▸ **Aim of the task**:
Quote the entries that follow exactly, leaving none out.

[Figure collection entries]
((

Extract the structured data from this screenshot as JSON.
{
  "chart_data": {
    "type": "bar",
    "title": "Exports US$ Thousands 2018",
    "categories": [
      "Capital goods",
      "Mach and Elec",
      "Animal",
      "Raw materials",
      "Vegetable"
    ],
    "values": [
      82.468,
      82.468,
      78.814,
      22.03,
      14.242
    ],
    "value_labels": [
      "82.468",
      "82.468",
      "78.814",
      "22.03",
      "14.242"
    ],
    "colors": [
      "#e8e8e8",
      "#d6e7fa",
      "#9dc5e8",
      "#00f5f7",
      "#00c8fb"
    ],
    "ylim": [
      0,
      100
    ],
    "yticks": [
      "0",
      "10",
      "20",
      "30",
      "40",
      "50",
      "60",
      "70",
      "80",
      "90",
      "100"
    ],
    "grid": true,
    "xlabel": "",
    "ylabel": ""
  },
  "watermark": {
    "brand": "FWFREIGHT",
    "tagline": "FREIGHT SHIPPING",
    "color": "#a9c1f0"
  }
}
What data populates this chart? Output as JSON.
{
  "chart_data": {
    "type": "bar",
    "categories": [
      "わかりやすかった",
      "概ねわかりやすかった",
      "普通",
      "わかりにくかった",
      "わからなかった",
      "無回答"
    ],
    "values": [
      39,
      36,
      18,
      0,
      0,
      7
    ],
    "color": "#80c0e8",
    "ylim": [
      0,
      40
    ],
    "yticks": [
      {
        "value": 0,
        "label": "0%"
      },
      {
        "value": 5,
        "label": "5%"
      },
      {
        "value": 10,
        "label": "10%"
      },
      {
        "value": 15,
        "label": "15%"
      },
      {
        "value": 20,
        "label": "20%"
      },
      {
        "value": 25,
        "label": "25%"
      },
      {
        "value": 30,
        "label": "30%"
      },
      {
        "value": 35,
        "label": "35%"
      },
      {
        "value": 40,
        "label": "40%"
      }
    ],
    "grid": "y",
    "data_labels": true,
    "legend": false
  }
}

))

▸ **Reply to the exercise**:
Extract the structured data from this screenshot as JSON.
{
  "chart_data": {
    "type": "bar",
    "title": "Exports US$ Thousands 2018",
    "categories": [
      "Capital goods",
      "Mach and Elec",
      "Animal",
      "Raw materials",
      "Vegetable"
    ],
    "values": [
      82.468,
      82.468,
      78.814,
      22.03,
      14.242
    ],
    "value_labels": [
      "82.468",
      "82.468",
      "78.814",
      "22.03",
      "14.242"
    ],
    "colors": [
      "#e8e8e8",
      "#d6e7fa",
      "#9dc5e8",
      "#00f5f7",
      "#00c8fb"
    ],
    "ylim": [
      0,
      100
    ],
    "yticks": [
      "0",
      "10",
      "20",
      "30",
      "40",
      "50",
      "60",
      "70",
      "80",
      "90",
      "100"
    ],
    "grid": true,
    "xlabel": "",
    "ylabel": ""
  },
  "watermark": {
    "brand": "FWFREIGHT",
    "tagline": "FREIGHT SHIPPING",
    "color": "#a9c1f0"
  }
}
What data populates this chart? Output as JSON.
{
  "chart_data": {
    "type": "bar",
    "categories": [
      "わかりやすかった",
      "概ねわかりやすかった",
      "普通",
      "わかりにくかった",
      "わからなかった",
      "無回答"
    ],
    "values": [
      39,
      36,
      18,
      0,
      0,
      7
    ],
    "color": "#80c0e8",
    "ylim": [
      0,
      40
    ],
    "yticks": [
      {
        "value": 0,
        "label": "0%"
      },
      {
        "value": 5,
        "label": "5%"
      },
      {
        "value": 10,
        "label": "10%"
      },
      {
        "value": 15,
        "label": "15%"
      },
      {
        "value": 20,
        "label": "20%"
      },
      {
        "value": 25,
        "label": "25%"
      },
      {
        "value": 30,
        "label": "30%"
      },
      {
        "value": 35,
        "label": "35%"
      },
      {
        "value": 40,
        "label": "40%"
      }
    ],
    "grid": "y",
    "data_labels": true,
    "legend": false
  }
}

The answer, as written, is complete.